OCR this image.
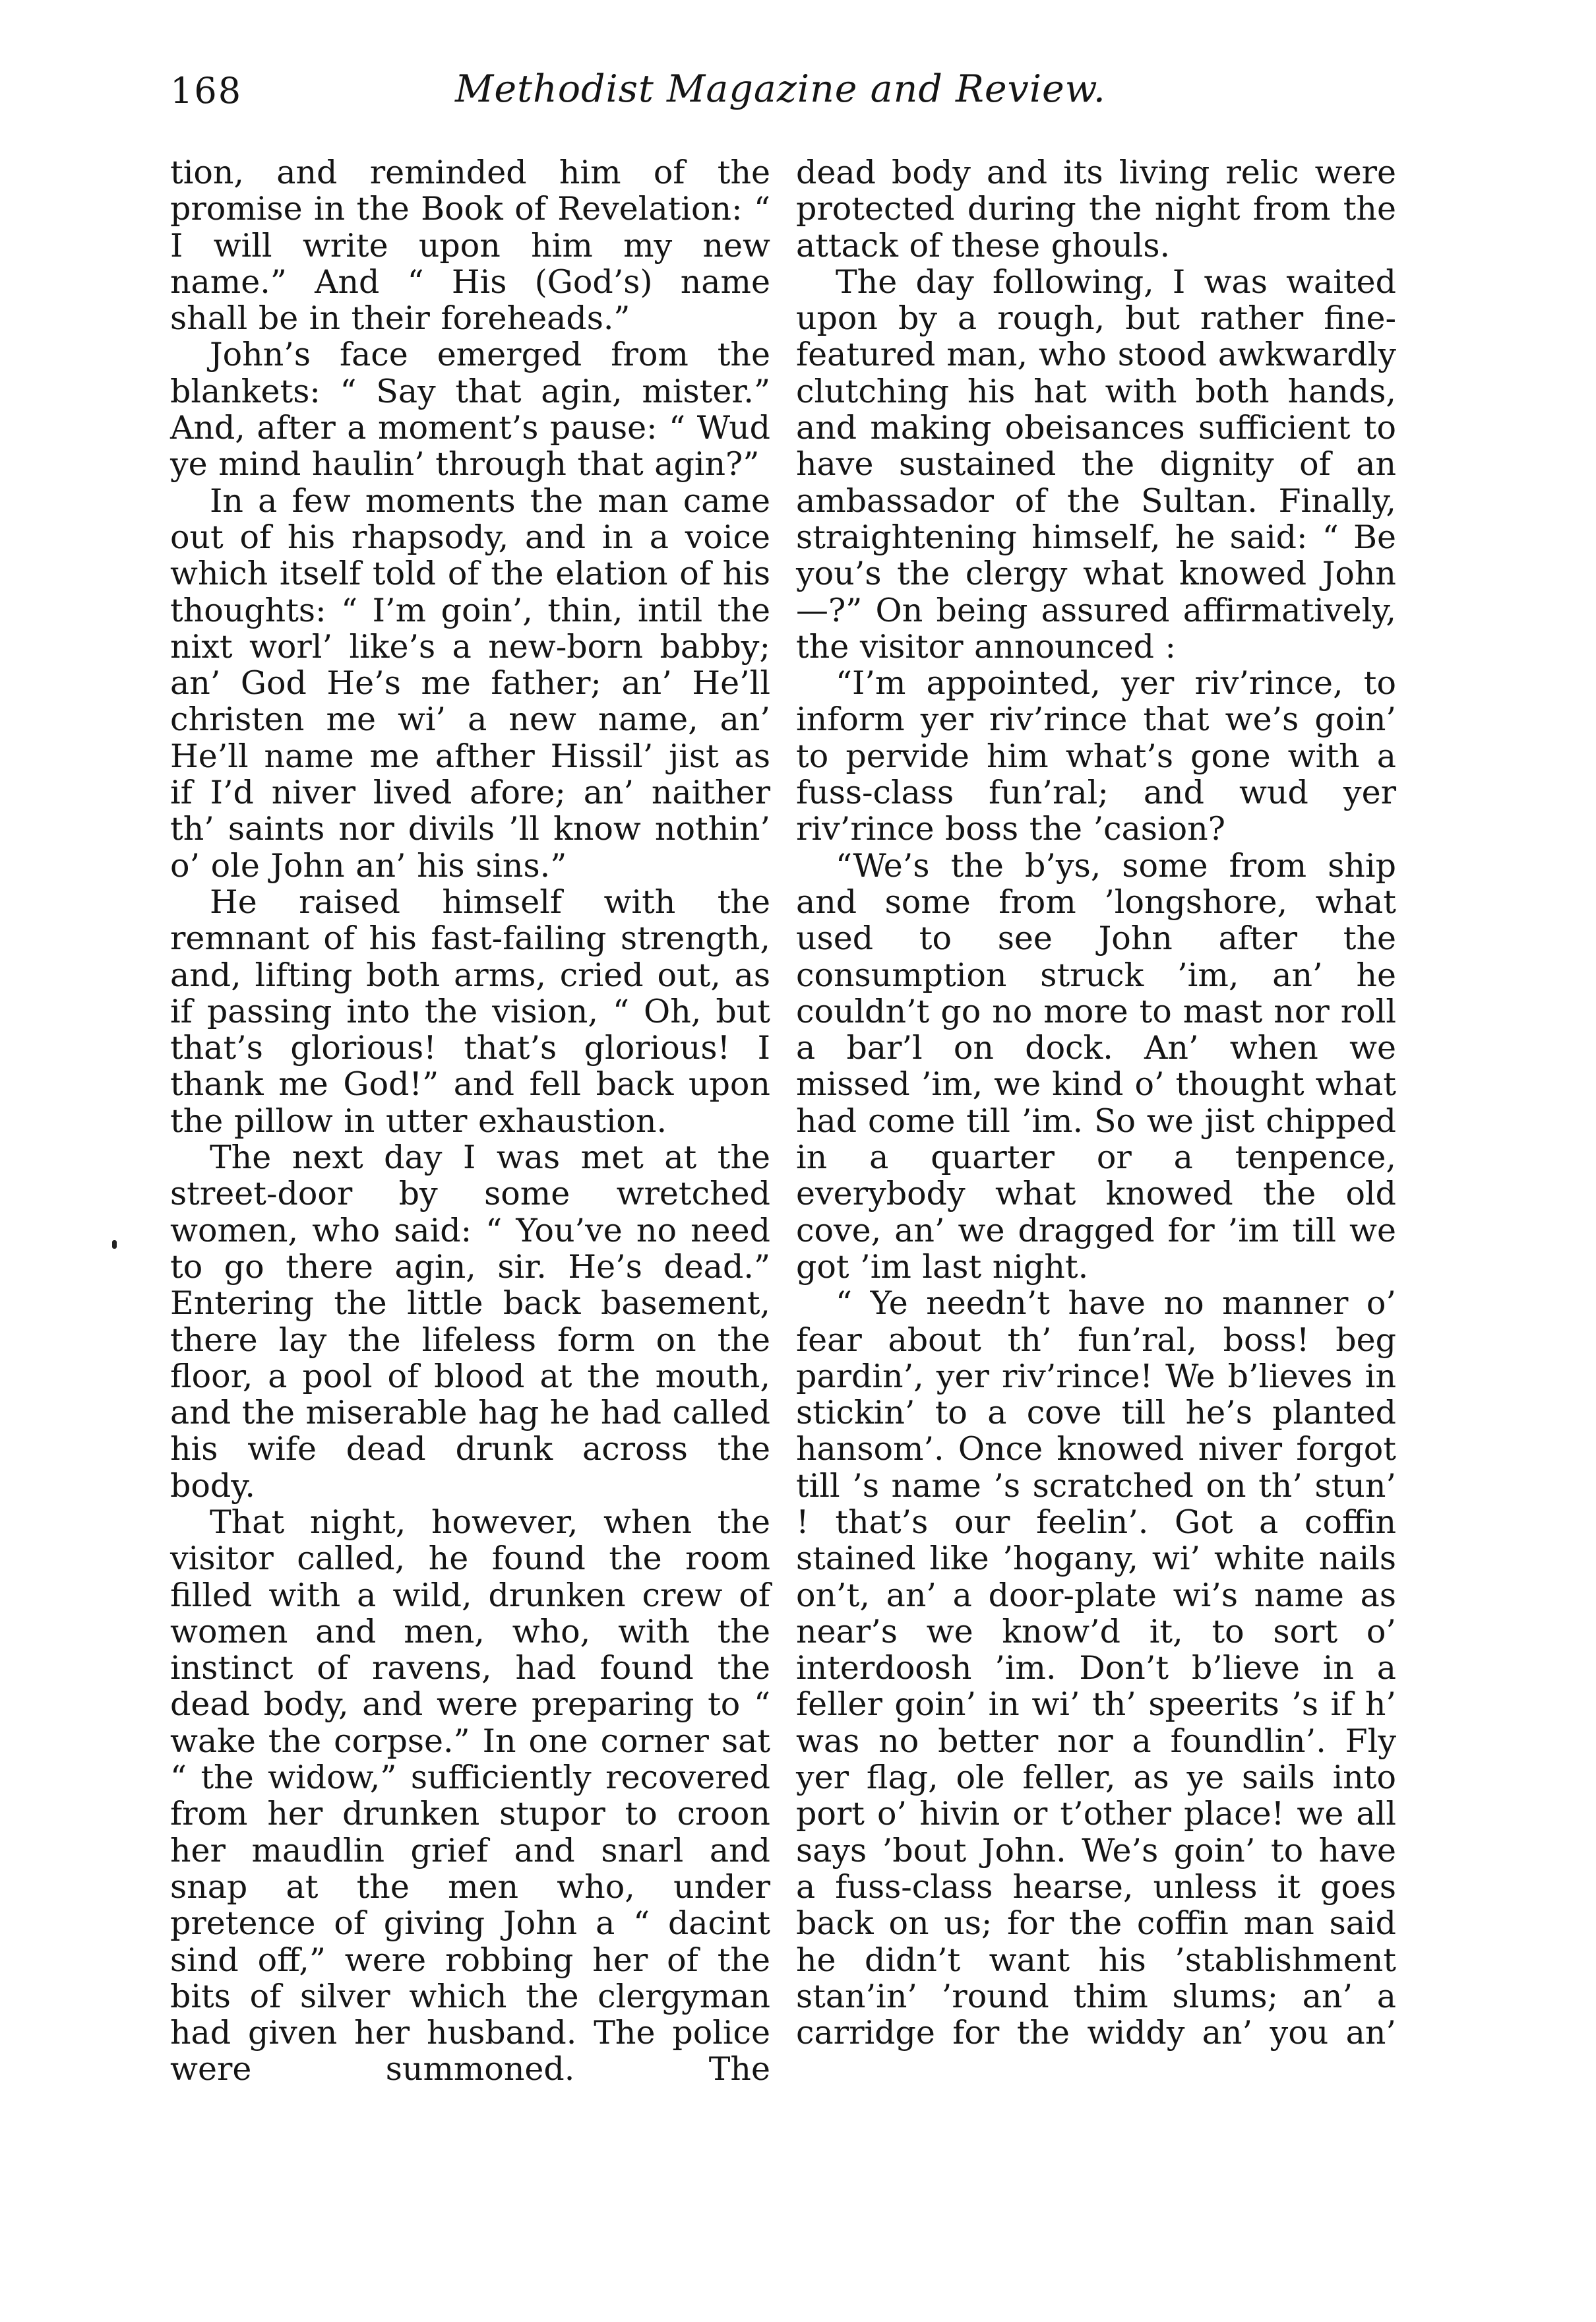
168	Methodist Magazine and Review.

tion, and reminded him of the promise in the Book of Revelation: “ I will write upon him my new name.” And “ His (God’s) name shall be in their foreheads.”

John’s face emerged from the blankets: “ Say that agin, mister.” And, after a moment’s pause: “ Wud ye mind haulin’ through that agin?”

In a few moments the man came out of his rhapsody, and in a voice which itself told of the elation of his thoughts: “ I’m goin’, thin, intil the nixt worl’ like’s a new-born babby; an’ God He’s me father; an’ He’ll christen me wi’ a new name, an’ He’ll name me afther Hissil’ jist as if I’d niver lived afore; an’ naither th’ saints nor divils ’ll know nothin’ o’ ole John an’ his sins.”

He raised himself with the remnant of his fast-failing strength, and, lifting both arms, cried out, as if passing into the vision, “ Oh, but that’s glorious! that’s glorious! I thank me God!” and fell back upon the pillow in utter exhaustion.

The next day I was met at the street-door by some wretched women, who said: “ You’ve no need to go there agin, sir. He’s dead.” Entering the little back basement, there lay the lifeless form on the floor, a pool of blood at the mouth, and the miserable hag he had called his wife dead drunk across the body.

That night, however, when the visitor called, he found the room filled with a wild, drunken crew of women and men, who, with the instinct of ravens, had found the dead body, and were preparing to “ wake the corpse.” In one corner sat “ the widow,” sufficiently recovered from her drunken stupor to croon her maudlin grief and snarl and snap at the men who, under pretence of giving John a “ dacint sind off,” were robbing her of the bits of silver which the clergyman had given her husband. The police were summoned. The

dead body and its living relic were protected during the night from the attack of these ghouls.

The day following, I was waited upon by a rough, but rather fine-featured man, who stood awkwardly clutching his hat with both hands, and making obeisances sufficient to have sustained the dignity of an ambassador of the Sultan. Finally, straightening himself, he said: “ Be you’s the clergy what knowed John—?” On being assured affirmatively, the visitor announced :

“I’m appointed, yer riv’rince, to inform yer riv’rince that we’s goin’ to pervide him what’s gone with a fuss-class fun’ral; and wud yer riv’rince boss the ’casion?

“We’s the b’ys, some from ship and some from ’longshore, what used to see John after the consumption struck ’im, an’ he couldn’t go no more to mast nor roll a bar’l on dock. An’ when we missed ’im, we kind o’ thought what had come till ’im. So we jist chipped in a quarter or a tenpence, everybody what knowed the old cove, an’ we dragged for ’im till we got ’im last night.

“ Ye needn’t have no manner o’ fear about th’ fun’ral, boss! beg pardin’, yer riv’rince! We b’lieves in stickin’ to a cove till he’s planted hansom’. Once knowed niver forgot till ’s name ’s scratched on th’ stun’ ! that’s our feelin’. Got a coffin stained like ’hogany, wi’ white nails on’t, an’ a door-plate wi’s name as near’s we know’d it, to sort o’ interdoosh ’im. Don’t b’lieve in a feller goin’ in wi’ th’ speerits ’s if h’ was no better nor a foundlin’. Fly yer flag, ole feller, as ye sails into port o’ hivin or t’other place! we all says ’bout John. We’s goin’ to have a fuss-class hearse, unless it goes back on us; for the coffin man said he didn’t want his ’stablishment stan’in’ ’round thim slums; an’ a carridge for the widdy an’ you an’
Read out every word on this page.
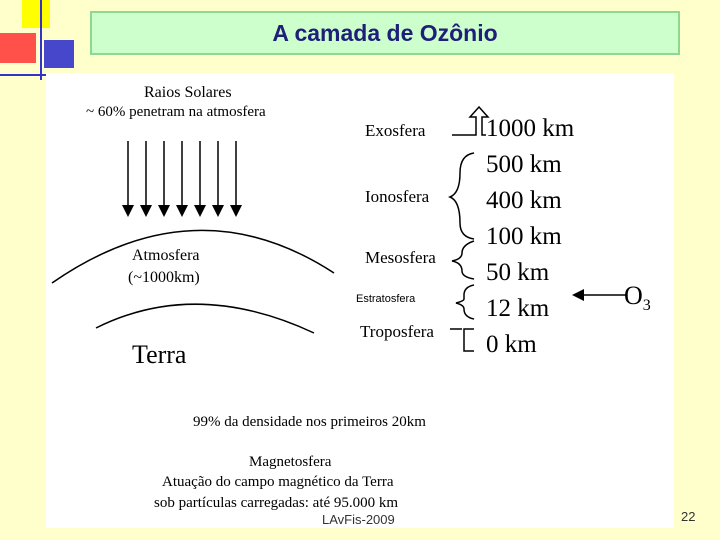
A camada de Ozônio
Raios Solares
~ 60% penetram na atmosfera
Atmosfera
(~1000km)
Terra
Exosfera
Ionosfera
Mesosfera
Estratosfera
Troposfera
1000 km
500 km
400 km
100 km
50 km
12 km
0 km
$O_3$
99% da densidade nos primeiros 20km
Magnetosfera
Atuação do campo magnético da Terra
sob partículas carregadas: até 95.000 km
LAvFis-2009	22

* _WORK INSTRUCTIONS_
Give back the entries verbatim. Do not include any picture.

* _TASK RESPONSE_
OCR this image.
168	Methodist Magazine and Review.

tion, and reminded him of the promise in the Book of Revelation: “ I will write upon him my new name.” And “ His (God’s) name shall be in their foreheads.”

John’s face emerged from the blankets: “ Say that agin, mister.” And, after a moment’s pause: “ Wud ye mind haulin’ through that agin?”

In a few moments the man came out of his rhapsody, and in a voice which itself told of the elation of his thoughts: “ I’m goin’, thin, intil the nixt worl’ like’s a new-born babby; an’ God He’s me father; an’ He’ll christen me wi’ a new name, an’ He’ll name me afther Hissil’ jist as if I’d niver lived afore; an’ naither th’ saints nor divils ’ll know nothin’ o’ ole John an’ his sins.”

He raised himself with the remnant of his fast-failing strength, and, lifting both arms, cried out, as if passing into the vision, “ Oh, but that’s glorious! that’s glorious! I thank me God!” and fell back upon the pillow in utter exhaustion.

The next day I was met at the street-door by some wretched women, who said: “ You’ve no need to go there agin, sir. He’s dead.” Entering the little back basement, there lay the lifeless form on the floor, a pool of blood at the mouth, and the miserable hag he had called his wife dead drunk across the body.

That night, however, when the visitor called, he found the room filled with a wild, drunken crew of women and men, who, with the instinct of ravens, had found the dead body, and were preparing to “ wake the corpse.” In one corner sat “ the widow,” sufficiently recovered from her drunken stupor to croon her maudlin grief and snarl and snap at the men who, under pretence of giving John a “ dacint sind off,” were robbing her of the bits of silver which the clergyman had given her husband. The police were summoned. The

dead body and its living relic were protected during the night from the attack of these ghouls.

The day following, I was waited upon by a rough, but rather fine-featured man, who stood awkwardly clutching his hat with both hands, and making obeisances sufficient to have sustained the dignity of an ambassador of the Sultan. Finally, straightening himself, he said: “ Be you’s the clergy what knowed John—?” On being assured affirmatively, the visitor announced :

“I’m appointed, yer riv’rince, to inform yer riv’rince that we’s goin’ to pervide him what’s gone with a fuss-class fun’ral; and wud yer riv’rince boss the ’casion?

“We’s the b’ys, some from ship and some from ’longshore, what used to see John after the consumption struck ’im, an’ he couldn’t go no more to mast nor roll a bar’l on dock. An’ when we missed ’im, we kind o’ thought what had come till ’im. So we jist chipped in a quarter or a tenpence, everybody what knowed the old cove, an’ we dragged for ’im till we got ’im last night.

“ Ye needn’t have no manner o’ fear about th’ fun’ral, boss! beg pardin’, yer riv’rince! We b’lieves in stickin’ to a cove till he’s planted hansom’. Once knowed niver forgot till ’s name ’s scratched on th’ stun’ ! that’s our feelin’. Got a coffin stained like ’hogany, wi’ white nails on’t, an’ a door-plate wi’s name as near’s we know’d it, to sort o’ interdoosh ’im. Don’t b’lieve in a feller goin’ in wi’ th’ speerits ’s if h’ was no better nor a foundlin’. Fly yer flag, ole feller, as ye sails into port o’ hivin or t’other place! we all says ’bout John. We’s goin’ to have a fuss-class hearse, unless it goes back on us; for the coffin man said he didn’t want his ’stablishment stan’in’ ’round thim slums; an’ a carridge for the widdy an’ you an’
Read out every word on this page.
A camada de Ozônio
Raios Solares
~ 60% penetram na atmosfera
Atmosfera
(~1000km)
Terra
Exosfera
Ionosfera
Mesosfera
Estratosfera
Troposfera
1000 km
500 km
400 km
100 km
50 km
12 km
0 km
$O_3$
99% da densidade nos primeiros 20km
Magnetosfera
Atuação do campo magnético da Terra
sob partículas carregadas: até 95.000 km
LAvFis-2009	22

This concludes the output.